» Task instructions
Scan each line of the records for the word "TORNADO" and extract the ones that have it.

[A run of records]
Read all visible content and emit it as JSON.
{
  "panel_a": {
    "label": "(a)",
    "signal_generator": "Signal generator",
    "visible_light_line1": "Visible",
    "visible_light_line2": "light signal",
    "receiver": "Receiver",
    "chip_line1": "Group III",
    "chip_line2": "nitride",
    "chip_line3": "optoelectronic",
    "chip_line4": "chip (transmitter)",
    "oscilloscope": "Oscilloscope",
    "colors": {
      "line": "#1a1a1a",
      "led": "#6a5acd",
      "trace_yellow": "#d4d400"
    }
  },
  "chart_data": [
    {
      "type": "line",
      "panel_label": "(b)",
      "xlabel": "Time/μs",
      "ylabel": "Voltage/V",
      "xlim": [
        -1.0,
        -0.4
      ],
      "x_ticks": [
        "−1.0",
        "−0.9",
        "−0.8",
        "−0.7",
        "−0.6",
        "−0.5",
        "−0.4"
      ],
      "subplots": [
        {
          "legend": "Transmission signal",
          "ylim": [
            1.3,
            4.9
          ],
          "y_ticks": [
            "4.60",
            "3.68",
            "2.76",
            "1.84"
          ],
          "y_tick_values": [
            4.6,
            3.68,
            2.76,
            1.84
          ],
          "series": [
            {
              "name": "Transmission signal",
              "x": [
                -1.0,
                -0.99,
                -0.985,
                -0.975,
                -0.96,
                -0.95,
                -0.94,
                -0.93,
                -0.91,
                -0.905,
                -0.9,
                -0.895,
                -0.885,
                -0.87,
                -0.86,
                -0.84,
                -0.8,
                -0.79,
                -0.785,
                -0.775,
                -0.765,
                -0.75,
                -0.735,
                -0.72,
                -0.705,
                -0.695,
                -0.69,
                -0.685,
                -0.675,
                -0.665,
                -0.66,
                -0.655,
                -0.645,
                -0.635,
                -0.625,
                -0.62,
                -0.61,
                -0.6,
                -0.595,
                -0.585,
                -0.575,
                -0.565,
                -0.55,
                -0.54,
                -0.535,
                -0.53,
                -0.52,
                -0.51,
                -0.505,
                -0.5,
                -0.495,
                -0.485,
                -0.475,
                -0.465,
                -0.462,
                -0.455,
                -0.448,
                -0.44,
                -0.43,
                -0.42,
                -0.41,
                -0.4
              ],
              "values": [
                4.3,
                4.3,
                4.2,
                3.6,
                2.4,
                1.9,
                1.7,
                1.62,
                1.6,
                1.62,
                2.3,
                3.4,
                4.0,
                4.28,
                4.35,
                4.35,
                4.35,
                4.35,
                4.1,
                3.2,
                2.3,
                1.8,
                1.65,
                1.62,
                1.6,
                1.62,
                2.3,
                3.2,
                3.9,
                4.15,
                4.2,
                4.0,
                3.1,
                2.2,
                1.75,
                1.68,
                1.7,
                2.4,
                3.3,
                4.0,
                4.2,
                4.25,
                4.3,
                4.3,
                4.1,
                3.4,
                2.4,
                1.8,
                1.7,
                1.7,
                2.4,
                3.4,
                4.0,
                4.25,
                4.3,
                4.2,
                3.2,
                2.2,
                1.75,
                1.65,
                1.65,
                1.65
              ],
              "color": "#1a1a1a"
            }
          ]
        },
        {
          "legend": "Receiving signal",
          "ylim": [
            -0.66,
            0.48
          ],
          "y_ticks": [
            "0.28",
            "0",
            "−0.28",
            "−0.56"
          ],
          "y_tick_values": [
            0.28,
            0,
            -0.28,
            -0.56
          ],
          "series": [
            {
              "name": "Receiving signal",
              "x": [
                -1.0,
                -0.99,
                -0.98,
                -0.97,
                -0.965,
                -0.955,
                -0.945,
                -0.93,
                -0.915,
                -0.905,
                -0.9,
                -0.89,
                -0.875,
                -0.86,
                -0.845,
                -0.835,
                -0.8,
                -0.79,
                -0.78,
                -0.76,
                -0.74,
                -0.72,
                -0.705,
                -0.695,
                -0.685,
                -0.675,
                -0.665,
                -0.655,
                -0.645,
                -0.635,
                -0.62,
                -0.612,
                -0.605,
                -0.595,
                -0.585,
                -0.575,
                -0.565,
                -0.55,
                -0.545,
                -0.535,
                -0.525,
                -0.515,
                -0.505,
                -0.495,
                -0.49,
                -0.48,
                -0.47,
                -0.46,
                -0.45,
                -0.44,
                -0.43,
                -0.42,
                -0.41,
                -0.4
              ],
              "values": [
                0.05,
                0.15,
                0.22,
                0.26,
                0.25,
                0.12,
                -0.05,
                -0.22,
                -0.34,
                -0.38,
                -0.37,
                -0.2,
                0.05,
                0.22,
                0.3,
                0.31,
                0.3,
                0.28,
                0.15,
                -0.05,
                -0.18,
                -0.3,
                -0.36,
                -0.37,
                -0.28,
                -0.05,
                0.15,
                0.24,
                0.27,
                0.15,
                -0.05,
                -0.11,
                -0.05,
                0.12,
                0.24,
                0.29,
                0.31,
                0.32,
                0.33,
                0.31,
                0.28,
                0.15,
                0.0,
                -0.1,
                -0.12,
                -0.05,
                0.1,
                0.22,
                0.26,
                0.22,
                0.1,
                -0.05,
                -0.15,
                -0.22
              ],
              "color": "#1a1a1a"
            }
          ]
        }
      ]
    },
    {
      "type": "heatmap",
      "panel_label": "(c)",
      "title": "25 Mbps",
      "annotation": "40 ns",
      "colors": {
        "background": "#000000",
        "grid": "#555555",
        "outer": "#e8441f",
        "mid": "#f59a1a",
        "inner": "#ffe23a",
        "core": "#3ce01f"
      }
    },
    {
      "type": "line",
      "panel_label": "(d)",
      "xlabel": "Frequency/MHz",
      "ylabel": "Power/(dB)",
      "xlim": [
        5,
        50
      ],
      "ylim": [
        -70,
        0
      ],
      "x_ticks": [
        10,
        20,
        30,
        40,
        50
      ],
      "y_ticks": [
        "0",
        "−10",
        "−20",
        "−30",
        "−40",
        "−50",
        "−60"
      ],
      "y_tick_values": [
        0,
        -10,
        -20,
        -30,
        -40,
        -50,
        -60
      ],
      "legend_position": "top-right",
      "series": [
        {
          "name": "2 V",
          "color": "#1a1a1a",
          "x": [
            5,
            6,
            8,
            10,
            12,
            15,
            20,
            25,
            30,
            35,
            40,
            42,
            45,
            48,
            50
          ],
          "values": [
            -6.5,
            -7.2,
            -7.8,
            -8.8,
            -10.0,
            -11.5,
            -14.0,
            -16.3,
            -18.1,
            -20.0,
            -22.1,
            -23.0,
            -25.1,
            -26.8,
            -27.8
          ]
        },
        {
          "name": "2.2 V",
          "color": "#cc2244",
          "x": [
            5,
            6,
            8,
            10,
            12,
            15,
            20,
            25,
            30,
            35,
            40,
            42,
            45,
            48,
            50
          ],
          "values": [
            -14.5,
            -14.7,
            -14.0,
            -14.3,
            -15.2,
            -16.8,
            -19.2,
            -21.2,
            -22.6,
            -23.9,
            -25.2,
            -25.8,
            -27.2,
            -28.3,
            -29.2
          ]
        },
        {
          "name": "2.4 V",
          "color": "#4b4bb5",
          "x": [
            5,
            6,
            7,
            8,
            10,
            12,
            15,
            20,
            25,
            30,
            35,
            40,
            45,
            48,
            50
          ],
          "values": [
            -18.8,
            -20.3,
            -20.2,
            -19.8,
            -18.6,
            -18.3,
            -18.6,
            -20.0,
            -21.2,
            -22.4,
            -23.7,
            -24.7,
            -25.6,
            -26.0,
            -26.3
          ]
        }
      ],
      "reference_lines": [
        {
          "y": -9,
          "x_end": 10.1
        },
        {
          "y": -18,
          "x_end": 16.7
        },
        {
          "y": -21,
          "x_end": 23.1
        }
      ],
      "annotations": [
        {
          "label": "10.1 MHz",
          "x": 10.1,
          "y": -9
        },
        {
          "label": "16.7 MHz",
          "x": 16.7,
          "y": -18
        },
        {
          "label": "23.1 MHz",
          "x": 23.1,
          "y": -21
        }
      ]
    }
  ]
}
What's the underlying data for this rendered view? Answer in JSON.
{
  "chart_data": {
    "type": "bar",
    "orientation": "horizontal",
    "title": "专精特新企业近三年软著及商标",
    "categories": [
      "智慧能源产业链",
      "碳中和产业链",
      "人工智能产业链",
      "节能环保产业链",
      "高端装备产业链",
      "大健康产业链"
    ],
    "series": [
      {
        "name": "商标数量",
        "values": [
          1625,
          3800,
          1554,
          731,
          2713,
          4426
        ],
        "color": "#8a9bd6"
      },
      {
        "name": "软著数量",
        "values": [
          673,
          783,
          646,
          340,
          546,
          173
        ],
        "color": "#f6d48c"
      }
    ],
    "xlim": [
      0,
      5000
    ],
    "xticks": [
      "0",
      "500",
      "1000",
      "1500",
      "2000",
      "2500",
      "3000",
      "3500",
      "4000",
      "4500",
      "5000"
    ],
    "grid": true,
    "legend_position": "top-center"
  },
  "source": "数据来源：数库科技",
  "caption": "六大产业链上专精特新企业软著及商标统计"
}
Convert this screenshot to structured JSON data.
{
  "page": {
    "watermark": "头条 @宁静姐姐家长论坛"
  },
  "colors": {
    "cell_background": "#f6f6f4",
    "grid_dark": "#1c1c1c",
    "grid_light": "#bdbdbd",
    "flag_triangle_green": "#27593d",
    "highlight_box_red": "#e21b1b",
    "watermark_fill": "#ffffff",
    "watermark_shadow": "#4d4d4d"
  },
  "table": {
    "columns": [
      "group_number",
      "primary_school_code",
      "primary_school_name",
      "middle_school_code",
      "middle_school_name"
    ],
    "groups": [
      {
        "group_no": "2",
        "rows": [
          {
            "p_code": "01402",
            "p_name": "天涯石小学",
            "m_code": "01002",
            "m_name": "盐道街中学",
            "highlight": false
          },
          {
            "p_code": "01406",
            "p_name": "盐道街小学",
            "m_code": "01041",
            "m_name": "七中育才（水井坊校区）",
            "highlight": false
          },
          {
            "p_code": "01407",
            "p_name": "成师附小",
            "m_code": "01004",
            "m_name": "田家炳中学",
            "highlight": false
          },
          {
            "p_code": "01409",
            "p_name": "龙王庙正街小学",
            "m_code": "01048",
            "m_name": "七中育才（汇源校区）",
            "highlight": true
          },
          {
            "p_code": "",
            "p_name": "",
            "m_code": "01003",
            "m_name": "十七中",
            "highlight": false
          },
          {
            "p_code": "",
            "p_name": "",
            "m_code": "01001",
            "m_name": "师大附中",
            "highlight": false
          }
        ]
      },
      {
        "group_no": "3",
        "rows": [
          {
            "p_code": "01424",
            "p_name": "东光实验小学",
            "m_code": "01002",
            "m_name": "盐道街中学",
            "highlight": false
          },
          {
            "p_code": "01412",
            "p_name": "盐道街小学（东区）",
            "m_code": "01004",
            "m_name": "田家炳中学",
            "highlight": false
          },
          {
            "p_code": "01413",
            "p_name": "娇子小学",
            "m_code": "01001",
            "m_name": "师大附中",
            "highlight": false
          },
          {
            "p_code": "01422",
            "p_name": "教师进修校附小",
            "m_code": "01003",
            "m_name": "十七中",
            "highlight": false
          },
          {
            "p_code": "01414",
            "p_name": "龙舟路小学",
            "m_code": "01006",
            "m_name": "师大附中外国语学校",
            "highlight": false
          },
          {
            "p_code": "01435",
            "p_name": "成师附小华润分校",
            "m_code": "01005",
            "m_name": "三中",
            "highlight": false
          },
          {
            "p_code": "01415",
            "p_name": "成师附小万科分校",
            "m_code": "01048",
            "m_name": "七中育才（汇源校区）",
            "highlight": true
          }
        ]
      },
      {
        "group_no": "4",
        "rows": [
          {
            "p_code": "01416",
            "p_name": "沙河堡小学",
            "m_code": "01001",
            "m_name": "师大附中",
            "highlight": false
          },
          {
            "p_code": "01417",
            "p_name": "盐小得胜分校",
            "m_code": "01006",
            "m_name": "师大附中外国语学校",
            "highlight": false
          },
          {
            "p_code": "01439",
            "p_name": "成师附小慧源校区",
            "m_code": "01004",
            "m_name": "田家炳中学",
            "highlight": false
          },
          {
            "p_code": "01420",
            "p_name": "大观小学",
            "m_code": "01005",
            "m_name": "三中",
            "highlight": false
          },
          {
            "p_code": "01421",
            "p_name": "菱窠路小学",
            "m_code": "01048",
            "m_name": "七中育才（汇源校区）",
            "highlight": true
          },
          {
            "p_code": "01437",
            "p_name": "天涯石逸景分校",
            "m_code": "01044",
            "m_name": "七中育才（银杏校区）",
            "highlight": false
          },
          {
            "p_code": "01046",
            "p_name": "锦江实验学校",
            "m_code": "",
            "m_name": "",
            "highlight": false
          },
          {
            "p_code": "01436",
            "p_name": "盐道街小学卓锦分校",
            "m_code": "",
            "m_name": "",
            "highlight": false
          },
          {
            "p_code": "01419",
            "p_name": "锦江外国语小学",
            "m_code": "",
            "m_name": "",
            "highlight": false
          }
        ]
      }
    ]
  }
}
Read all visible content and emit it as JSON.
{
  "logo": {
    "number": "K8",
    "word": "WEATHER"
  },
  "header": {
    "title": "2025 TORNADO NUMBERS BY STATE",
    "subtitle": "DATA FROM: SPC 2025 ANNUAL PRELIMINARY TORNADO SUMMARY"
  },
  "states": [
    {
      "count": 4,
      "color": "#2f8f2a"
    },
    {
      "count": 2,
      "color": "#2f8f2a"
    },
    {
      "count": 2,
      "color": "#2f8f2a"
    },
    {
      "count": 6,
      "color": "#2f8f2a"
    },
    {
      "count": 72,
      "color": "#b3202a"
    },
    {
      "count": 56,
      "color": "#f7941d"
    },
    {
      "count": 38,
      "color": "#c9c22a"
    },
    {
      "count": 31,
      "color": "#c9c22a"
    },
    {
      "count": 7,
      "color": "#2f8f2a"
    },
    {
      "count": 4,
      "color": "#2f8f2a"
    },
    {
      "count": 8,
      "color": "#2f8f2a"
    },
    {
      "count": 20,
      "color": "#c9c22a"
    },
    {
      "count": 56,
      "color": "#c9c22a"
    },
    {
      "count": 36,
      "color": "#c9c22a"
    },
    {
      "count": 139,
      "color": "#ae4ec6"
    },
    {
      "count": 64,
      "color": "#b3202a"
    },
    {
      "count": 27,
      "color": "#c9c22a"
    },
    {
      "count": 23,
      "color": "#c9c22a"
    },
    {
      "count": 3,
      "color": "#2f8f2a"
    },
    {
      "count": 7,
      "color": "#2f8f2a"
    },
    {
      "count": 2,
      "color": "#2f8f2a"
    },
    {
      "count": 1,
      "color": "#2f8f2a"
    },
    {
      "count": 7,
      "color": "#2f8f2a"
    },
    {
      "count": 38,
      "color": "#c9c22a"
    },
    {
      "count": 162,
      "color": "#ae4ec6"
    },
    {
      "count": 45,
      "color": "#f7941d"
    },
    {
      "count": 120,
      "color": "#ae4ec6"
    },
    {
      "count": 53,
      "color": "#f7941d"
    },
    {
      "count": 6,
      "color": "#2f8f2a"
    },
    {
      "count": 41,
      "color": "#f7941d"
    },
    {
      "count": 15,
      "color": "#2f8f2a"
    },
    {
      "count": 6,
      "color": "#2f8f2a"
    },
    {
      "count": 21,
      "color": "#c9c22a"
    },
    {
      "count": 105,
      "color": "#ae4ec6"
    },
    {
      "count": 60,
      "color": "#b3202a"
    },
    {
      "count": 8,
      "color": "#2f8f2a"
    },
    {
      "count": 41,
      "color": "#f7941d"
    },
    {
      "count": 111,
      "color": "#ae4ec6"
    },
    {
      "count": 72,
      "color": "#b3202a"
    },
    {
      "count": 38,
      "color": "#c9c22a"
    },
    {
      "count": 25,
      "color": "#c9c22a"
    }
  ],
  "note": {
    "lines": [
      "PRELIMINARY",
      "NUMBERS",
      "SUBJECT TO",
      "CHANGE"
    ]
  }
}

» Answer to the task
    "title": "2025 TORNADO NUMBERS BY STATE",
    "subtitle": "DATA FROM: SPC 2025 ANNUAL PRELIMINARY TORNADO SUMMARY"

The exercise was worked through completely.